- [Task to complete]: Restate the full set of records exactly, without adding or dropping a word.

>> Begin

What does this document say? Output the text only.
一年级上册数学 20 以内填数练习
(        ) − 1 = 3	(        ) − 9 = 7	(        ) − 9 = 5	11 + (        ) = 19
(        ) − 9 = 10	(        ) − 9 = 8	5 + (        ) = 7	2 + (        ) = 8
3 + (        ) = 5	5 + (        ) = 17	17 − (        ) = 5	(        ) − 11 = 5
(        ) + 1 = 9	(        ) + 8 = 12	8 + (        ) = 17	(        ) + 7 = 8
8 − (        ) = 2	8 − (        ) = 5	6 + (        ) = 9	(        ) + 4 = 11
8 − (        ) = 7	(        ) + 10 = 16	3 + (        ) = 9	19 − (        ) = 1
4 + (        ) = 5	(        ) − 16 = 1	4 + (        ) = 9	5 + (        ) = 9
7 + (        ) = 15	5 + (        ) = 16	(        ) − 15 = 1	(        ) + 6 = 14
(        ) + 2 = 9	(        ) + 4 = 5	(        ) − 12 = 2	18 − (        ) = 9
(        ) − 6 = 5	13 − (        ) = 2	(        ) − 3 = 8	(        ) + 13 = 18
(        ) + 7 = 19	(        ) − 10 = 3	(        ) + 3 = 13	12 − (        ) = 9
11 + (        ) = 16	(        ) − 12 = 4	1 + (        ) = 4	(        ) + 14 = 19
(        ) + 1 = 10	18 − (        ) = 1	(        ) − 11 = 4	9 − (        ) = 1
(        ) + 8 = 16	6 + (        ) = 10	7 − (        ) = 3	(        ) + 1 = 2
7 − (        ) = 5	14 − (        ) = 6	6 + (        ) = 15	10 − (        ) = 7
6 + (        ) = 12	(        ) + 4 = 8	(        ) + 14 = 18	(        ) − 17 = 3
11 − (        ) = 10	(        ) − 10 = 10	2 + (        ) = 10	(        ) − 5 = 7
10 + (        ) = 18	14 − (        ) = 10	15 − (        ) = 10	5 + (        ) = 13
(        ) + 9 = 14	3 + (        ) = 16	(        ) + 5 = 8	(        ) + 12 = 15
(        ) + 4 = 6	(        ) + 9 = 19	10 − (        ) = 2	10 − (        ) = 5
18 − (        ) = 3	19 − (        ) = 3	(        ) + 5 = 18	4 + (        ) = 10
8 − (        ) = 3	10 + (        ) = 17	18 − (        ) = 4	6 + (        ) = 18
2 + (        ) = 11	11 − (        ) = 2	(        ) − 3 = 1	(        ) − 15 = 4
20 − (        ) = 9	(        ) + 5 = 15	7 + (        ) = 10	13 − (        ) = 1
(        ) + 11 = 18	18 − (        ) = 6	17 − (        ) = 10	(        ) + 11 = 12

>> End

- [Task solution]:
What does this document say? Output the text only.
一年级上册数学 20 以内填数练习
(        ) − 1 = 3	(        ) − 9 = 7	(        ) − 9 = 5	11 + (        ) = 19
(        ) − 9 = 10	(        ) − 9 = 8	5 + (        ) = 7	2 + (        ) = 8
3 + (        ) = 5	5 + (        ) = 17	17 − (        ) = 5	(        ) − 11 = 5
(        ) + 1 = 9	(        ) + 8 = 12	8 + (        ) = 17	(        ) + 7 = 8
8 − (        ) = 2	8 − (        ) = 5	6 + (        ) = 9	(        ) + 4 = 11
8 − (        ) = 7	(        ) + 10 = 16	3 + (        ) = 9	19 − (        ) = 1
4 + (        ) = 5	(        ) − 16 = 1	4 + (        ) = 9	5 + (        ) = 9
7 + (        ) = 15	5 + (        ) = 16	(        ) − 15 = 1	(        ) + 6 = 14
(        ) + 2 = 9	(        ) + 4 = 5	(        ) − 12 = 2	18 − (        ) = 9
(        ) − 6 = 5	13 − (        ) = 2	(        ) − 3 = 8	(        ) + 13 = 18
(        ) + 7 = 19	(        ) − 10 = 3	(        ) + 3 = 13	12 − (        ) = 9
11 + (        ) = 16	(        ) − 12 = 4	1 + (        ) = 4	(        ) + 14 = 19
(        ) + 1 = 10	18 − (        ) = 1	(        ) − 11 = 4	9 − (        ) = 1
(        ) + 8 = 16	6 + (        ) = 10	7 − (        ) = 3	(        ) + 1 = 2
7 − (        ) = 5	14 − (        ) = 6	6 + (        ) = 15	10 − (        ) = 7
6 + (        ) = 12	(        ) + 4 = 8	(        ) + 14 = 18	(        ) − 17 = 3
11 − (        ) = 10	(        ) − 10 = 10	2 + (        ) = 10	(        ) − 5 = 7
10 + (        ) = 18	14 − (        ) = 10	15 − (        ) = 10	5 + (        ) = 13
(        ) + 9 = 14	3 + (        ) = 16	(        ) + 5 = 8	(        ) + 12 = 15
(        ) + 4 = 6	(        ) + 9 = 19	10 − (        ) = 2	10 − (        ) = 5
18 − (        ) = 3	19 − (        ) = 3	(        ) + 5 = 18	4 + (        ) = 10
8 − (        ) = 3	10 + (        ) = 17	18 − (        ) = 4	6 + (        ) = 18
2 + (        ) = 11	11 − (        ) = 2	(        ) − 3 = 1	(        ) − 15 = 4
20 − (        ) = 9	(        ) + 5 = 15	7 + (        ) = 10	13 − (        ) = 1
(        ) + 11 = 18	18 − (        ) = 6	17 − (        ) = 10	(        ) + 11 = 12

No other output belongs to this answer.